------ MATERIAL FOR THIS TASK

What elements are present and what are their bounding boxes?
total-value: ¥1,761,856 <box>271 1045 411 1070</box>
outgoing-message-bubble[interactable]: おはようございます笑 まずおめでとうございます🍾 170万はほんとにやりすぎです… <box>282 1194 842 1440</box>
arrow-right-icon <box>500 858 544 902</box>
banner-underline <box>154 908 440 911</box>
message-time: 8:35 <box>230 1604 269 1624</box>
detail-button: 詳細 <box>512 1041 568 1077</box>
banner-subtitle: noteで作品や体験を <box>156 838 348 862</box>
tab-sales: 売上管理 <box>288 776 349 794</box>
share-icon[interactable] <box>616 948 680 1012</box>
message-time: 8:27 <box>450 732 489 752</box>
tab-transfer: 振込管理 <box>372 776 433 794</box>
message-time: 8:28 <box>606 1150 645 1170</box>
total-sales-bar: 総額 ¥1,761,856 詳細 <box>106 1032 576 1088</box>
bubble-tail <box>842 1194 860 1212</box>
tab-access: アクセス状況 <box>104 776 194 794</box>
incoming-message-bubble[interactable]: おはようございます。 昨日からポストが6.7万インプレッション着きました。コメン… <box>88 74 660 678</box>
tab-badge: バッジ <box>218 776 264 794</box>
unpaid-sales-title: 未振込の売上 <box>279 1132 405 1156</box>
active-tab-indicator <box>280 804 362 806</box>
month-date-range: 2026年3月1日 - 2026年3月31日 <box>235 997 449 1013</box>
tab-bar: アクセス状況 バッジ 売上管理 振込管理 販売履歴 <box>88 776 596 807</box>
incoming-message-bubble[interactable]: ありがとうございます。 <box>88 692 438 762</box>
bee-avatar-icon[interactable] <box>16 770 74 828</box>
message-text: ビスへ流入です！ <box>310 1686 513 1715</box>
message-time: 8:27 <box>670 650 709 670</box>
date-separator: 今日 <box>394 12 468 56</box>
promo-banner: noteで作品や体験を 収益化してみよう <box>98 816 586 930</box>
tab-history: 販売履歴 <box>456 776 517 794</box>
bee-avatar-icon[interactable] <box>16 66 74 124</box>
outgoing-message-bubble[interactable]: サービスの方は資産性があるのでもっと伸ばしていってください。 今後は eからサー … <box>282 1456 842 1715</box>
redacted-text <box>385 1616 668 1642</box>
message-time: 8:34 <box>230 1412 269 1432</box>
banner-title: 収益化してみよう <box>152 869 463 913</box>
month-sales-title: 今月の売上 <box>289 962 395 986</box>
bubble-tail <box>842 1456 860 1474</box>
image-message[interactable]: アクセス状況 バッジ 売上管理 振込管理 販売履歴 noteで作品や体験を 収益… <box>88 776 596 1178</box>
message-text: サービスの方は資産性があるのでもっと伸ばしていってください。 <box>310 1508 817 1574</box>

------------

• **SET TASK**
Can you rewrite the stretch from the start of the rows through the line containing "redacted-text <box>385 1616 668 1642</box>", both ends included, switching "bubble-tail" to "bubble-pointer" and leaving everything else unchanged?

• **WRITTEN SOLUTION**
What elements are present and what are their bounding boxes?
total-value: ¥1,761,856 <box>271 1045 411 1070</box>
outgoing-message-bubble[interactable]: おはようございます笑 まずおめでとうございます🍾 170万はほんとにやりすぎです… <box>282 1194 842 1440</box>
arrow-right-icon <box>500 858 544 902</box>
banner-underline <box>154 908 440 911</box>
message-time: 8:35 <box>230 1604 269 1624</box>
detail-button: 詳細 <box>512 1041 568 1077</box>
banner-subtitle: noteで作品や体験を <box>156 838 348 862</box>
tab-sales: 売上管理 <box>288 776 349 794</box>
share-icon[interactable] <box>616 948 680 1012</box>
message-time: 8:27 <box>450 732 489 752</box>
tab-transfer: 振込管理 <box>372 776 433 794</box>
message-time: 8:28 <box>606 1150 645 1170</box>
total-sales-bar: 総額 ¥1,761,856 詳細 <box>106 1032 576 1088</box>
bubble-pointer <box>842 1194 860 1212</box>
tab-access: アクセス状況 <box>104 776 194 794</box>
incoming-message-bubble[interactable]: おはようございます。 昨日からポストが6.7万インプレッション着きました。コメン… <box>88 74 660 678</box>
tab-badge: バッジ <box>218 776 264 794</box>
unpaid-sales-title: 未振込の売上 <box>279 1132 405 1156</box>
active-tab-indicator <box>280 804 362 806</box>
month-date-range: 2026年3月1日 - 2026年3月31日 <box>235 997 449 1013</box>
tab-bar: アクセス状況 バッジ 売上管理 振込管理 販売履歴 <box>88 776 596 807</box>
incoming-message-bubble[interactable]: ありがとうございます。 <box>88 692 438 762</box>
bee-avatar-icon[interactable] <box>16 770 74 828</box>
message-text: ビスへ流入です！ <box>310 1686 513 1715</box>
message-time: 8:27 <box>670 650 709 670</box>
date-separator: 今日 <box>394 12 468 56</box>
promo-banner: noteで作品や体験を 収益化してみよう <box>98 816 586 930</box>
tab-history: 販売履歴 <box>456 776 517 794</box>
bee-avatar-icon[interactable] <box>16 66 74 124</box>
outgoing-message-bubble[interactable]: サービスの方は資産性があるのでもっと伸ばしていってください。 今後は eからサー … <box>282 1456 842 1715</box>
redacted-text <box>385 1616 668 1642</box>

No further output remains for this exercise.